(Dataset excerpt)

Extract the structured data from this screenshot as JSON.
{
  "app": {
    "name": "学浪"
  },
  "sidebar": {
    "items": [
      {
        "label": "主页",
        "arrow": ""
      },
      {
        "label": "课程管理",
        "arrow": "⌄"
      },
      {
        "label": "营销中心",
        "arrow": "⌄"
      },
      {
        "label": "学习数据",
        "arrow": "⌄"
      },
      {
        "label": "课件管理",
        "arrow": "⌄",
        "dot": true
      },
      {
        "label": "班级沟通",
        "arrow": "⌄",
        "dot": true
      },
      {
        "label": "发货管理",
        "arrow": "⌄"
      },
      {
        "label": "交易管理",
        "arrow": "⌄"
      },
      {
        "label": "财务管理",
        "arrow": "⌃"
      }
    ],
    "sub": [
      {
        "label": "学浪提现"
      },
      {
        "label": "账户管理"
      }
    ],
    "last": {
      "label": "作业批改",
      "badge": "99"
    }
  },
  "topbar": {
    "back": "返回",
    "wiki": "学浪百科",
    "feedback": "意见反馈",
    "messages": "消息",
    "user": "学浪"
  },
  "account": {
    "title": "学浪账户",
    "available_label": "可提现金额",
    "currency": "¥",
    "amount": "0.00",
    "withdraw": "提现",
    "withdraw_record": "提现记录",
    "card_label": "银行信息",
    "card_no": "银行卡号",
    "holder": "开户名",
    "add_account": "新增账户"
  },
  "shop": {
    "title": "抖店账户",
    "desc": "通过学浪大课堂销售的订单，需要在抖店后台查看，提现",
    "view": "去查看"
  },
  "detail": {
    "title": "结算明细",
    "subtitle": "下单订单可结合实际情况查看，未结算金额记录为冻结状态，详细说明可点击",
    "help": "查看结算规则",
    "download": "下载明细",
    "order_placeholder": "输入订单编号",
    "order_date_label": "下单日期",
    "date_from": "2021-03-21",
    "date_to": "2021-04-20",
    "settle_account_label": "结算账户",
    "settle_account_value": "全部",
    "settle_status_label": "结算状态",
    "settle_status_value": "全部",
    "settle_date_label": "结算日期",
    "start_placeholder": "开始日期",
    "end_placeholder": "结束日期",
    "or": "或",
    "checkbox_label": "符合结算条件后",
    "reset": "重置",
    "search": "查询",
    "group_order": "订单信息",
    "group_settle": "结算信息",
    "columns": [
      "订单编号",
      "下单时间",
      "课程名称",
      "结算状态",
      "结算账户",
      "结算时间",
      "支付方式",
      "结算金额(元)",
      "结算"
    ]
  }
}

_Problem statement_:
Extract the complete set of records unchanged.

_Solution for this task_:
Extract the structured data from this screenshot as JSON.
{
  "app": {
    "name": "学浪"
  },
  "sidebar": {
    "items": [
      {
        "label": "主页",
        "arrow": ""
      },
      {
        "label": "课程管理",
        "arrow": "⌄"
      },
      {
        "label": "营销中心",
        "arrow": "⌄"
      },
      {
        "label": "学习数据",
        "arrow": "⌄"
      },
      {
        "label": "课件管理",
        "arrow": "⌄",
        "dot": true
      },
      {
        "label": "班级沟通",
        "arrow": "⌄",
        "dot": true
      },
      {
        "label": "发货管理",
        "arrow": "⌄"
      },
      {
        "label": "交易管理",
        "arrow": "⌄"
      },
      {
        "label": "财务管理",
        "arrow": "⌃"
      }
    ],
    "sub": [
      {
        "label": "学浪提现"
      },
      {
        "label": "账户管理"
      }
    ],
    "last": {
      "label": "作业批改",
      "badge": "99"
    }
  },
  "topbar": {
    "back": "返回",
    "wiki": "学浪百科",
    "feedback": "意见反馈",
    "messages": "消息",
    "user": "学浪"
  },
  "account": {
    "title": "学浪账户",
    "available_label": "可提现金额",
    "currency": "¥",
    "amount": "0.00",
    "withdraw": "提现",
    "withdraw_record": "提现记录",
    "card_label": "银行信息",
    "card_no": "银行卡号",
    "holder": "开户名",
    "add_account": "新增账户"
  },
  "shop": {
    "title": "抖店账户",
    "desc": "通过学浪大课堂销售的订单，需要在抖店后台查看，提现",
    "view": "去查看"
  },
  "detail": {
    "title": "结算明细",
    "subtitle": "下单订单可结合实际情况查看，未结算金额记录为冻结状态，详细说明可点击",
    "help": "查看结算规则",
    "download": "下载明细",
    "order_placeholder": "输入订单编号",
    "order_date_label": "下单日期",
    "date_from": "2021-03-21",
    "date_to": "2021-04-20",
    "settle_account_label": "结算账户",
    "settle_account_value": "全部",
    "settle_status_label": "结算状态",
    "settle_status_value": "全部",
    "settle_date_label": "结算日期",
    "start_placeholder": "开始日期",
    "end_placeholder": "结束日期",
    "or": "或",
    "checkbox_label": "符合结算条件后",
    "reset": "重置",
    "search": "查询",
    "group_order": "订单信息",
    "group_settle": "结算信息",
    "columns": [
      "订单编号",
      "下单时间",
      "课程名称",
      "结算状态",
      "结算账户",
      "结算时间",
      "支付方式",
      "结算金额(元)",
      "结算"
    ]
  }
}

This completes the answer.